Given request. The records below must be transcribed exactly. Do not include the pictures.

Chart and figure data
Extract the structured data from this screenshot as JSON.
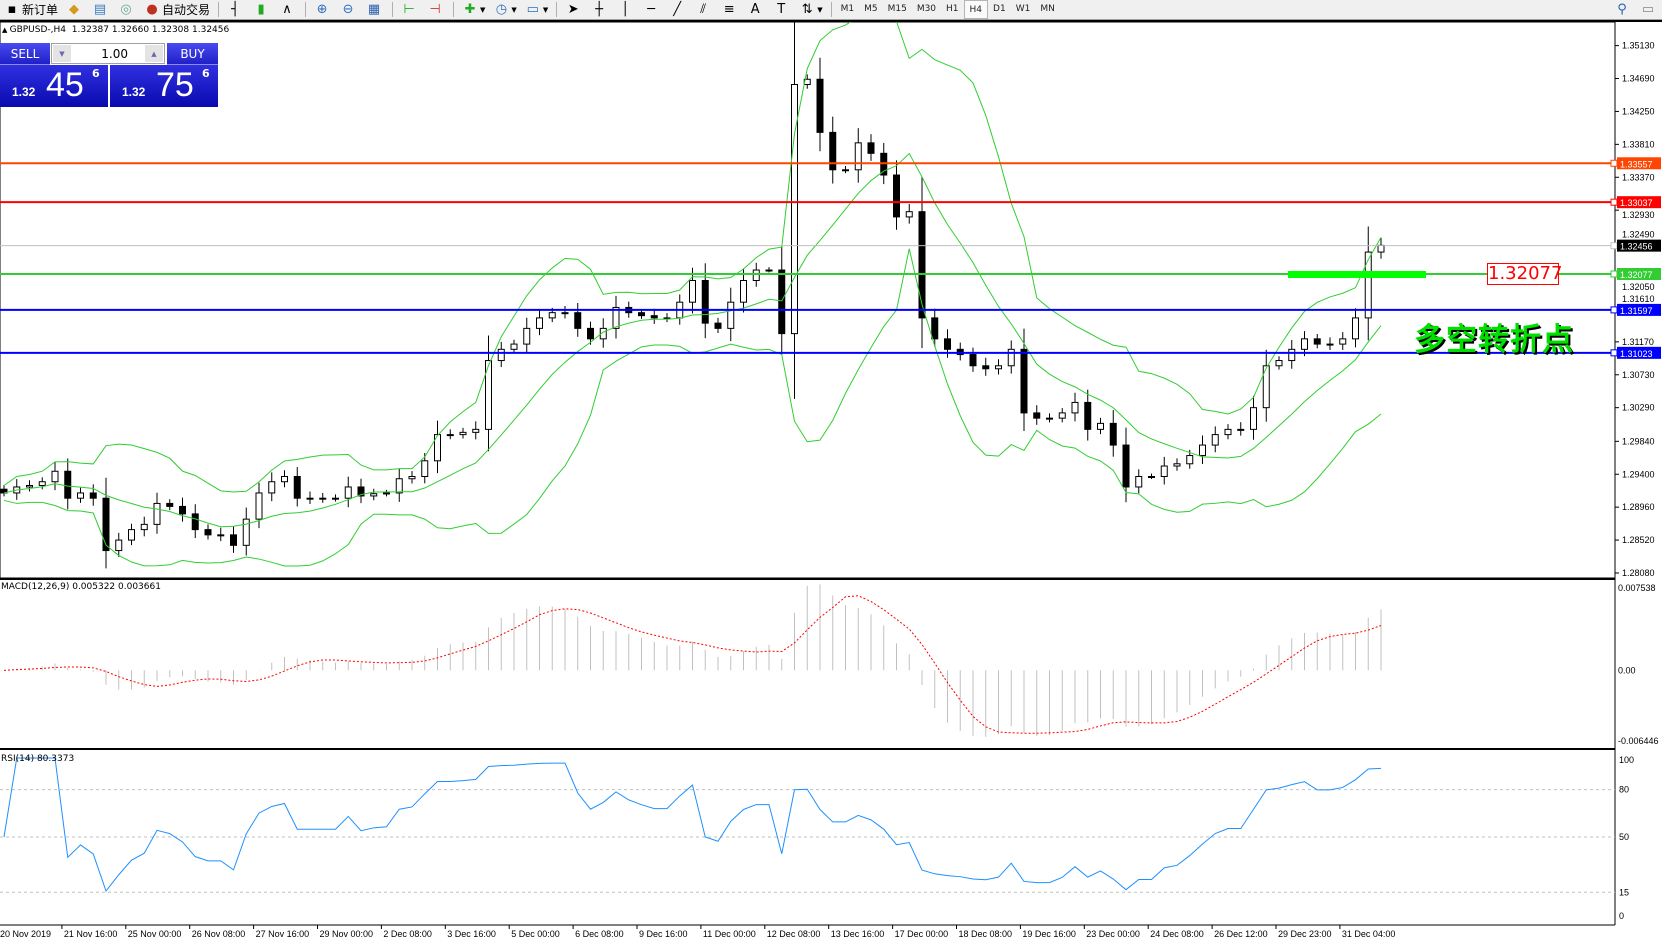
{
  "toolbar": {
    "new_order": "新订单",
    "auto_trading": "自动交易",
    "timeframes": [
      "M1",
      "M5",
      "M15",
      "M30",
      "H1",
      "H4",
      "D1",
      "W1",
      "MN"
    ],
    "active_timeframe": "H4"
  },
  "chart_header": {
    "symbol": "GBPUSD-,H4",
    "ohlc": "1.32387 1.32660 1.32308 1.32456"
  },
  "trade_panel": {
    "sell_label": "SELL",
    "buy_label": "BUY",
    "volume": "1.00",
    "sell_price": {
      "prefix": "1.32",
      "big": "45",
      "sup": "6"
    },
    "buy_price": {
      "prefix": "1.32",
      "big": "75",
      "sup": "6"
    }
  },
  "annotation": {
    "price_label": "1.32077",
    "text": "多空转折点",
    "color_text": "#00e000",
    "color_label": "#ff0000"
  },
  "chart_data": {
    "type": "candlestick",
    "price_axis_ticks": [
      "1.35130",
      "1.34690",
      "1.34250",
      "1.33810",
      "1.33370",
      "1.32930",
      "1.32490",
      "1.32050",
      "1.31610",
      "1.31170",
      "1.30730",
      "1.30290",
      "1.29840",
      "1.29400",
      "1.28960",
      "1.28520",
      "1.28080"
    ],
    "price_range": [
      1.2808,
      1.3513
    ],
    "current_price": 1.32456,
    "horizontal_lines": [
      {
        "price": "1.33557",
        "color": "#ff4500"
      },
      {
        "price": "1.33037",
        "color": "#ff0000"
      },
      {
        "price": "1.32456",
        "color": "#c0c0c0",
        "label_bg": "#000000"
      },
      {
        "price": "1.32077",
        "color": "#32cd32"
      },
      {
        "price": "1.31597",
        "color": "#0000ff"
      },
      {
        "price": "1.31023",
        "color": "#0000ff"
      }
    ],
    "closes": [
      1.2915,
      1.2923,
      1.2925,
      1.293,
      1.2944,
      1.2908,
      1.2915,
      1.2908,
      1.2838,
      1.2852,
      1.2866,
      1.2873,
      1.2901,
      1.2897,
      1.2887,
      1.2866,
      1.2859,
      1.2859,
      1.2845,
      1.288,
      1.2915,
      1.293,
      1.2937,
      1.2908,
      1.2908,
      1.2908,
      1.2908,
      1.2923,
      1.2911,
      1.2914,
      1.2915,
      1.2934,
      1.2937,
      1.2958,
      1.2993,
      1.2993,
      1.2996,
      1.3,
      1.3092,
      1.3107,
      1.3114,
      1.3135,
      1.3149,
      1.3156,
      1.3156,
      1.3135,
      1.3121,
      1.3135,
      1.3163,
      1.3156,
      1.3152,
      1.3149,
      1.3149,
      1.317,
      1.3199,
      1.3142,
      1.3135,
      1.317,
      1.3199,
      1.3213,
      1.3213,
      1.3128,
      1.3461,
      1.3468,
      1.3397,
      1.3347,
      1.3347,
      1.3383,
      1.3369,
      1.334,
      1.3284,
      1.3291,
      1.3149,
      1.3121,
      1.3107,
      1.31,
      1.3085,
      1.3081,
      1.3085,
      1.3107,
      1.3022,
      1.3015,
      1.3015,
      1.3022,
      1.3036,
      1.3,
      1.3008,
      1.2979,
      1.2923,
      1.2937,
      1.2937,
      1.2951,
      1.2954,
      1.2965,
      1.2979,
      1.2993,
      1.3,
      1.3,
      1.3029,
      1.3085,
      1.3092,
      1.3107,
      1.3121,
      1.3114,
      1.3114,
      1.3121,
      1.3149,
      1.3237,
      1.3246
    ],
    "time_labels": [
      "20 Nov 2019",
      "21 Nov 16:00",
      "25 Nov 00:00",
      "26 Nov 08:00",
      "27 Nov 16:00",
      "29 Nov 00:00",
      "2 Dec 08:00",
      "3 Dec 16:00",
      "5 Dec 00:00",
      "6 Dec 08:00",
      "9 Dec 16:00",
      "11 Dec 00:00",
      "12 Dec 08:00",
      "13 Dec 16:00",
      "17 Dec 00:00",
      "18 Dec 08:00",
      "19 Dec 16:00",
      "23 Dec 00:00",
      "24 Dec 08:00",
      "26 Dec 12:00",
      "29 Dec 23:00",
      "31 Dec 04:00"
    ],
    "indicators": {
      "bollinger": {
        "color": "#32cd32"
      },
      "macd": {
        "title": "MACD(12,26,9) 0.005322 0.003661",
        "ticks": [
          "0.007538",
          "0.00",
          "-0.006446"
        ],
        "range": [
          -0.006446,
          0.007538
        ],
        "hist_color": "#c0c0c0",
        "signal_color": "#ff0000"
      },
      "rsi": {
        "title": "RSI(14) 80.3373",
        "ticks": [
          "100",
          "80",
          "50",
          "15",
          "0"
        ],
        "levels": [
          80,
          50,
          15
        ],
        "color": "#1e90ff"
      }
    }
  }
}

Output for this task.
Extract the structured data from this screenshot as JSON.
{
  "toolbar": {
    "new_order": "新订单",
    "auto_trading": "自动交易",
    "timeframes": [
      "M1",
      "M5",
      "M15",
      "M30",
      "H1",
      "H4",
      "D1",
      "W1",
      "MN"
    ],
    "active_timeframe": "H4"
  },
  "chart_header": {
    "symbol": "GBPUSD-,H4",
    "ohlc": "1.32387 1.32660 1.32308 1.32456"
  },
  "trade_panel": {
    "sell_label": "SELL",
    "buy_label": "BUY",
    "volume": "1.00",
    "sell_price": {
      "prefix": "1.32",
      "big": "45",
      "sup": "6"
    },
    "buy_price": {
      "prefix": "1.32",
      "big": "75",
      "sup": "6"
    }
  },
  "annotation": {
    "price_label": "1.32077",
    "text": "多空转折点",
    "color_text": "#00e000",
    "color_label": "#ff0000"
  },
  "chart_data": {
    "type": "candlestick",
    "price_axis_ticks": [
      "1.35130",
      "1.34690",
      "1.34250",
      "1.33810",
      "1.33370",
      "1.32930",
      "1.32490",
      "1.32050",
      "1.31610",
      "1.31170",
      "1.30730",
      "1.30290",
      "1.29840",
      "1.29400",
      "1.28960",
      "1.28520",
      "1.28080"
    ],
    "price_range": [
      1.2808,
      1.3513
    ],
    "current_price": 1.32456,
    "horizontal_lines": [
      {
        "price": "1.33557",
        "color": "#ff4500"
      },
      {
        "price": "1.33037",
        "color": "#ff0000"
      },
      {
        "price": "1.32456",
        "color": "#c0c0c0",
        "label_bg": "#000000"
      },
      {
        "price": "1.32077",
        "color": "#32cd32"
      },
      {
        "price": "1.31597",
        "color": "#0000ff"
      },
      {
        "price": "1.31023",
        "color": "#0000ff"
      }
    ],
    "closes": [
      1.2915,
      1.2923,
      1.2925,
      1.293,
      1.2944,
      1.2908,
      1.2915,
      1.2908,
      1.2838,
      1.2852,
      1.2866,
      1.2873,
      1.2901,
      1.2897,
      1.2887,
      1.2866,
      1.2859,
      1.2859,
      1.2845,
      1.288,
      1.2915,
      1.293,
      1.2937,
      1.2908,
      1.2908,
      1.2908,
      1.2908,
      1.2923,
      1.2911,
      1.2914,
      1.2915,
      1.2934,
      1.2937,
      1.2958,
      1.2993,
      1.2993,
      1.2996,
      1.3,
      1.3092,
      1.3107,
      1.3114,
      1.3135,
      1.3149,
      1.3156,
      1.3156,
      1.3135,
      1.3121,
      1.3135,
      1.3163,
      1.3156,
      1.3152,
      1.3149,
      1.3149,
      1.317,
      1.3199,
      1.3142,
      1.3135,
      1.317,
      1.3199,
      1.3213,
      1.3213,
      1.3128,
      1.3461,
      1.3468,
      1.3397,
      1.3347,
      1.3347,
      1.3383,
      1.3369,
      1.334,
      1.3284,
      1.3291,
      1.3149,
      1.3121,
      1.3107,
      1.31,
      1.3085,
      1.3081,
      1.3085,
      1.3107,
      1.3022,
      1.3015,
      1.3015,
      1.3022,
      1.3036,
      1.3,
      1.3008,
      1.2979,
      1.2923,
      1.2937,
      1.2937,
      1.2951,
      1.2954,
      1.2965,
      1.2979,
      1.2993,
      1.3,
      1.3,
      1.3029,
      1.3085,
      1.3092,
      1.3107,
      1.3121,
      1.3114,
      1.3114,
      1.3121,
      1.3149,
      1.3237,
      1.3246
    ],
    "time_labels": [
      "20 Nov 2019",
      "21 Nov 16:00",
      "25 Nov 00:00",
      "26 Nov 08:00",
      "27 Nov 16:00",
      "29 Nov 00:00",
      "2 Dec 08:00",
      "3 Dec 16:00",
      "5 Dec 00:00",
      "6 Dec 08:00",
      "9 Dec 16:00",
      "11 Dec 00:00",
      "12 Dec 08:00",
      "13 Dec 16:00",
      "17 Dec 00:00",
      "18 Dec 08:00",
      "19 Dec 16:00",
      "23 Dec 00:00",
      "24 Dec 08:00",
      "26 Dec 12:00",
      "29 Dec 23:00",
      "31 Dec 04:00"
    ],
    "indicators": {
      "bollinger": {
        "color": "#32cd32"
      },
      "macd": {
        "title": "MACD(12,26,9) 0.005322 0.003661",
        "ticks": [
          "0.007538",
          "0.00",
          "-0.006446"
        ],
        "range": [
          -0.006446,
          0.007538
        ],
        "hist_color": "#c0c0c0",
        "signal_color": "#ff0000"
      },
      "rsi": {
        "title": "RSI(14) 80.3373",
        "ticks": [
          "100",
          "80",
          "50",
          "15",
          "0"
        ],
        "levels": [
          80,
          50,
          15
        ],
        "color": "#1e90ff"
      }
    }
  }
}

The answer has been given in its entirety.